• OBJECTIVE: Return the whole listing, keeping every character the same.

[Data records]
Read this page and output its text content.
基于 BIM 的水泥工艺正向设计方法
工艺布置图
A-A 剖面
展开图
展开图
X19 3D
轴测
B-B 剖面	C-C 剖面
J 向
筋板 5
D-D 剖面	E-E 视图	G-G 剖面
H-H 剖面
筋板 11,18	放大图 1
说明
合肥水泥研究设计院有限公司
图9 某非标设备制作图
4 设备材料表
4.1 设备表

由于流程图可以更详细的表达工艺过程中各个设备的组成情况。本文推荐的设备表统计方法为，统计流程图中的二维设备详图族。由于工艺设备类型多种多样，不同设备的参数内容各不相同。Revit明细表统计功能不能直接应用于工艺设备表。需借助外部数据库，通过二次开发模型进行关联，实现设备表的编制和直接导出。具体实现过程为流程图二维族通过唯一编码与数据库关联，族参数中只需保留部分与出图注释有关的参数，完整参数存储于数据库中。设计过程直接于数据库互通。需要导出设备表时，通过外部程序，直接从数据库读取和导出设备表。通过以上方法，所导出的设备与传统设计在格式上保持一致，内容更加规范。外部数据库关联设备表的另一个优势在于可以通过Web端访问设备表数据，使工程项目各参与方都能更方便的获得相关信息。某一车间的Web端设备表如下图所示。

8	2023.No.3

• SOLVED PROBLEM:
Read this page and output its text content.
基于 BIM 的水泥工艺正向设计方法
工艺布置图
A-A 剖面
展开图
展开图
X19 3D
轴测
B-B 剖面	C-C 剖面
J 向
筋板 5
D-D 剖面	E-E 视图	G-G 剖面
H-H 剖面
筋板 11,18	放大图 1
说明
合肥水泥研究设计院有限公司
图9 某非标设备制作图
4 设备材料表
4.1 设备表

由于流程图可以更详细的表达工艺过程中各个设备的组成情况。本文推荐的设备表统计方法为，统计流程图中的二维设备详图族。由于工艺设备类型多种多样，不同设备的参数内容各不相同。Revit明细表统计功能不能直接应用于工艺设备表。需借助外部数据库，通过二次开发模型进行关联，实现设备表的编制和直接导出。具体实现过程为流程图二维族通过唯一编码与数据库关联，族参数中只需保留部分与出图注释有关的参数，完整参数存储于数据库中。设计过程直接于数据库互通。需要导出设备表时，通过外部程序，直接从数据库读取和导出设备表。通过以上方法，所导出的设备与传统设计在格式上保持一致，内容更加规范。外部数据库关联设备表的另一个优势在于可以通过Web端访问设备表数据，使工程项目各参与方都能更方便的获得相关信息。某一车间的Web端设备表如下图所示。

8	2023.No.3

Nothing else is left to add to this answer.